::: Input rows :::
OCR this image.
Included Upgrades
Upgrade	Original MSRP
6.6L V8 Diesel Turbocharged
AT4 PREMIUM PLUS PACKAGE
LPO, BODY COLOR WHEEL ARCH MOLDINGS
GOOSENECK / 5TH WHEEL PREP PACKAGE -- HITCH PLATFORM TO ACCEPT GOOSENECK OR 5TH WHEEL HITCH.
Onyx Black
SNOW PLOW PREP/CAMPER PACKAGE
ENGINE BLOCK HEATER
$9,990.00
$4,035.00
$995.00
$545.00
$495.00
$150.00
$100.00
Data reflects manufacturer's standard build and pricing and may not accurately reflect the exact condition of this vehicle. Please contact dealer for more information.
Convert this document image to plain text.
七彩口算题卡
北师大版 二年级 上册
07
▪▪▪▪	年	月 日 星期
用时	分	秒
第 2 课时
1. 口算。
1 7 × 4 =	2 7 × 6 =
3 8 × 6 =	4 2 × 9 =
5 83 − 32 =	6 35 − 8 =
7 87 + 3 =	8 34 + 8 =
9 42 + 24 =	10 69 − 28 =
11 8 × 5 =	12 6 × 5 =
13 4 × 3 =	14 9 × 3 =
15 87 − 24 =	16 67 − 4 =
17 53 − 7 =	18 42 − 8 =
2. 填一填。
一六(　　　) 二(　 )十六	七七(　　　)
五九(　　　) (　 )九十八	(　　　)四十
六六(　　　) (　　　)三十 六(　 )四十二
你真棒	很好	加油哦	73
:::
::: Input rows :::
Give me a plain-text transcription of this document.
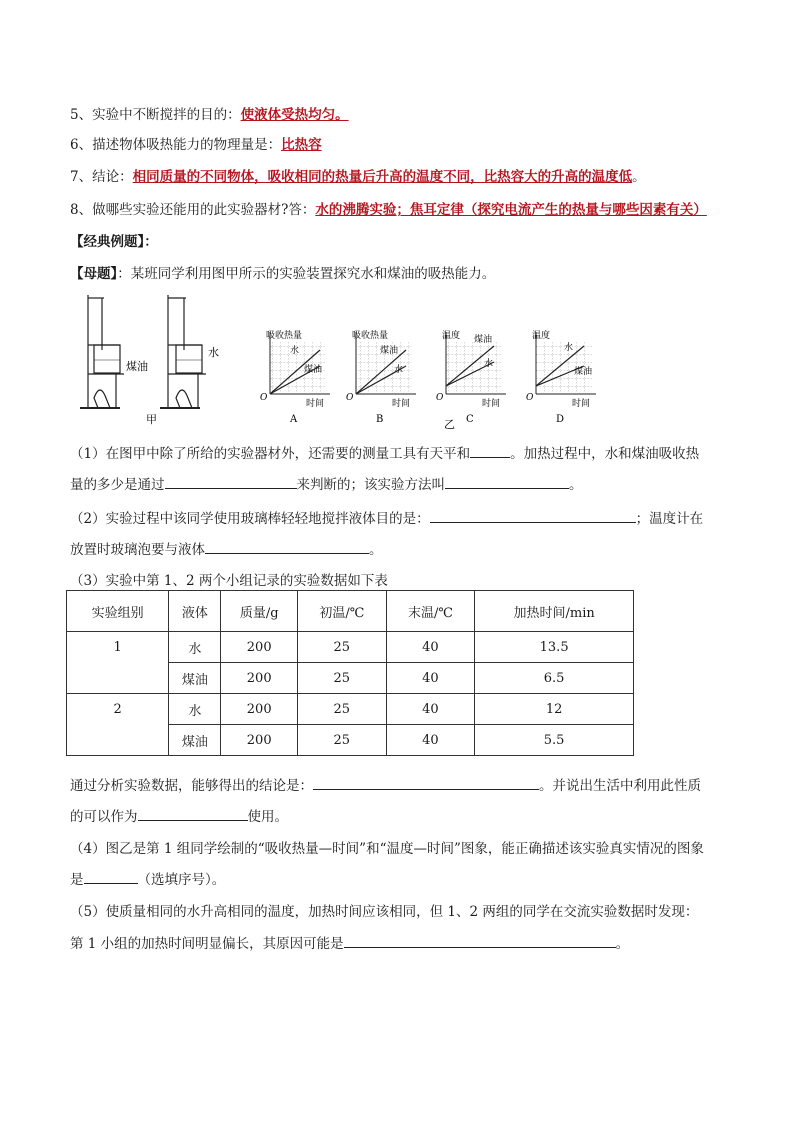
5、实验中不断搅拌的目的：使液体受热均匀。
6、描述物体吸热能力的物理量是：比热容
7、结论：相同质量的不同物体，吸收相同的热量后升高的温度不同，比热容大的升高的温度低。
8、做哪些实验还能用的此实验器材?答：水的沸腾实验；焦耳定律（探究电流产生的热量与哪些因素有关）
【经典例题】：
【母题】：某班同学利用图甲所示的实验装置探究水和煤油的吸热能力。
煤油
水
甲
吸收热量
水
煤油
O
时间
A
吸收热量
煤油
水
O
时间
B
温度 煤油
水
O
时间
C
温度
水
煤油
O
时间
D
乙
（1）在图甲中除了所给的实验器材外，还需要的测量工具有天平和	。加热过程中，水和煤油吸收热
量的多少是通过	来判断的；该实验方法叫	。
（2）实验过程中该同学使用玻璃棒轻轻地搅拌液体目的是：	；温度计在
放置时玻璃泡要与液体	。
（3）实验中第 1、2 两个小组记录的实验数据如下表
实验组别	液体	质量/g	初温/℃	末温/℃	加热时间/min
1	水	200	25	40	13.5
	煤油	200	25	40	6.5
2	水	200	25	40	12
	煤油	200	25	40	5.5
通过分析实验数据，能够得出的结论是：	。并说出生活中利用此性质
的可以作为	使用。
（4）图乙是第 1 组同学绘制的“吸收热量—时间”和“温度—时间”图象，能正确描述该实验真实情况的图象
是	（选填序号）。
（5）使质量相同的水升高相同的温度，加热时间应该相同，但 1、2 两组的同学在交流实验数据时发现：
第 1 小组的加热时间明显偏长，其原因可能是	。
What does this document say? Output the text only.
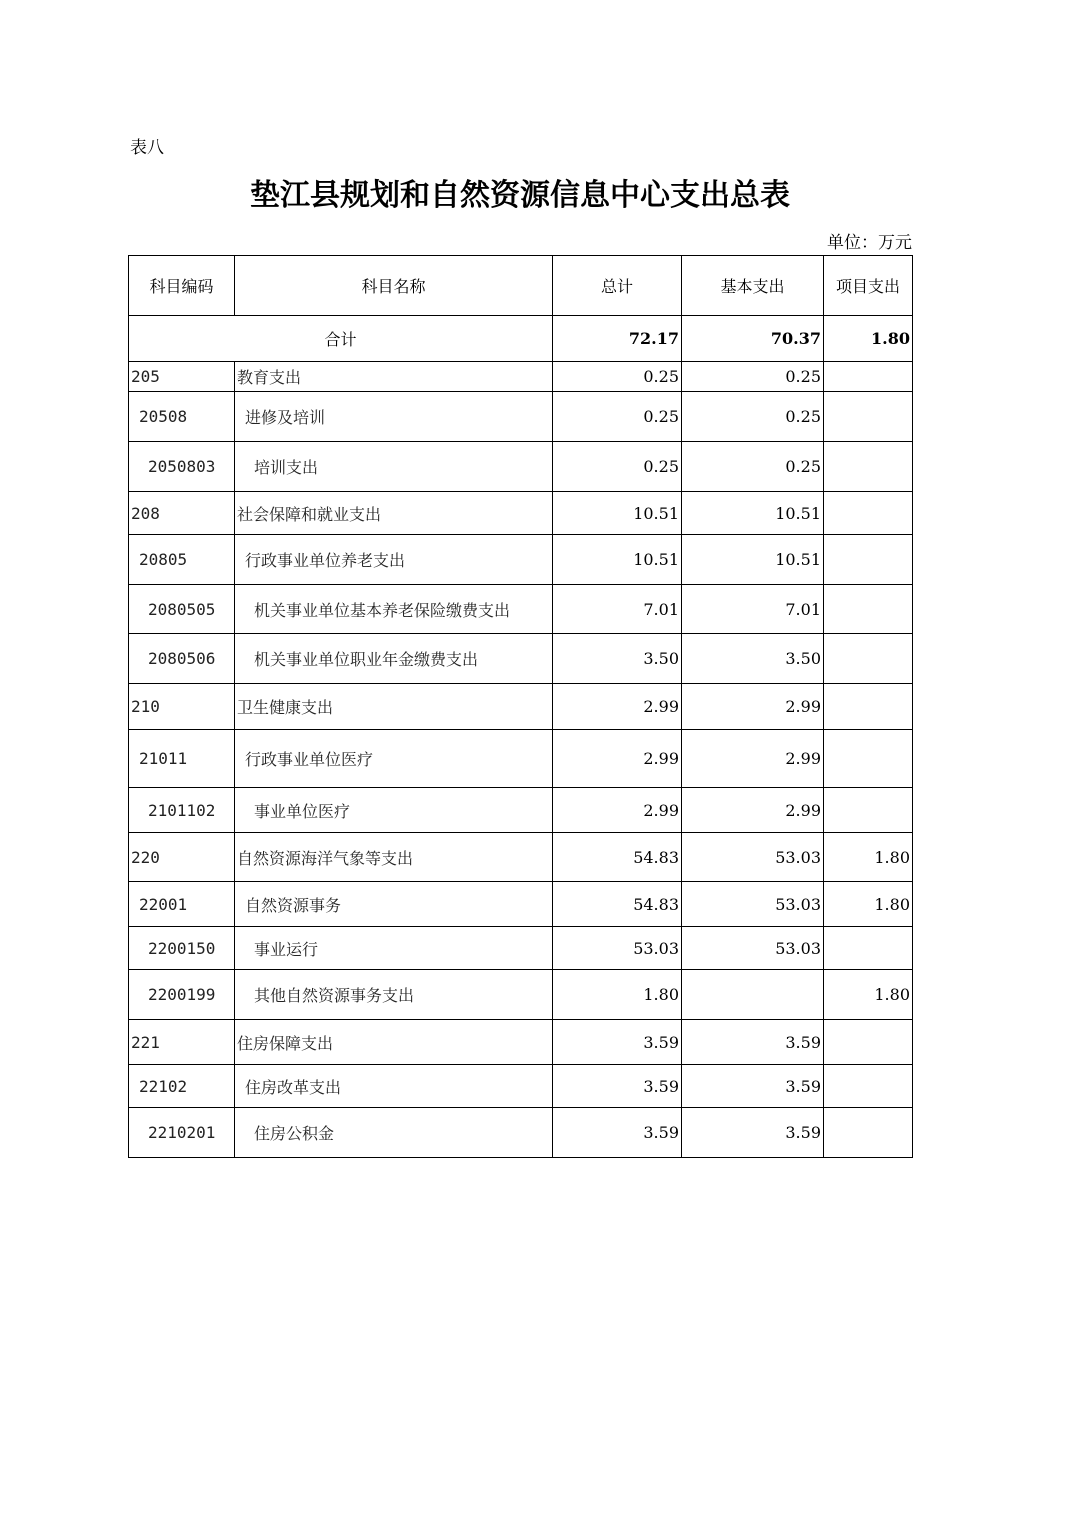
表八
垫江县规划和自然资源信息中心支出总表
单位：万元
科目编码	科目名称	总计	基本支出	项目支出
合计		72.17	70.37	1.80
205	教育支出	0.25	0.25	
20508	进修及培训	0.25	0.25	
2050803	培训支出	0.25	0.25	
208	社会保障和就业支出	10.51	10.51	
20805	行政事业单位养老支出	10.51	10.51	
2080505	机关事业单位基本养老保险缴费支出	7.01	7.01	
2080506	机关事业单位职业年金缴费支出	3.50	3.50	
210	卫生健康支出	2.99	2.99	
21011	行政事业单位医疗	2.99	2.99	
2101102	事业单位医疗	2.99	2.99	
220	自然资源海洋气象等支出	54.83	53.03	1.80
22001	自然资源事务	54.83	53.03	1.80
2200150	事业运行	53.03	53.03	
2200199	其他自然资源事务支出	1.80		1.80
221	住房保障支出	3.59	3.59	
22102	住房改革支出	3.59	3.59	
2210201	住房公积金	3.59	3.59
:::
- Task requirements
Take each line of the material that contains the word "WHEEL" and list it.

- The completed task
LPO, BODY COLOR WHEEL ARCH MOLDINGS
GOOSENECK / 5TH WHEEL PREP PACKAGE -- HITCH PLATFORM TO ACCEPT GOOSENECK OR 5TH WHEEL HITCH.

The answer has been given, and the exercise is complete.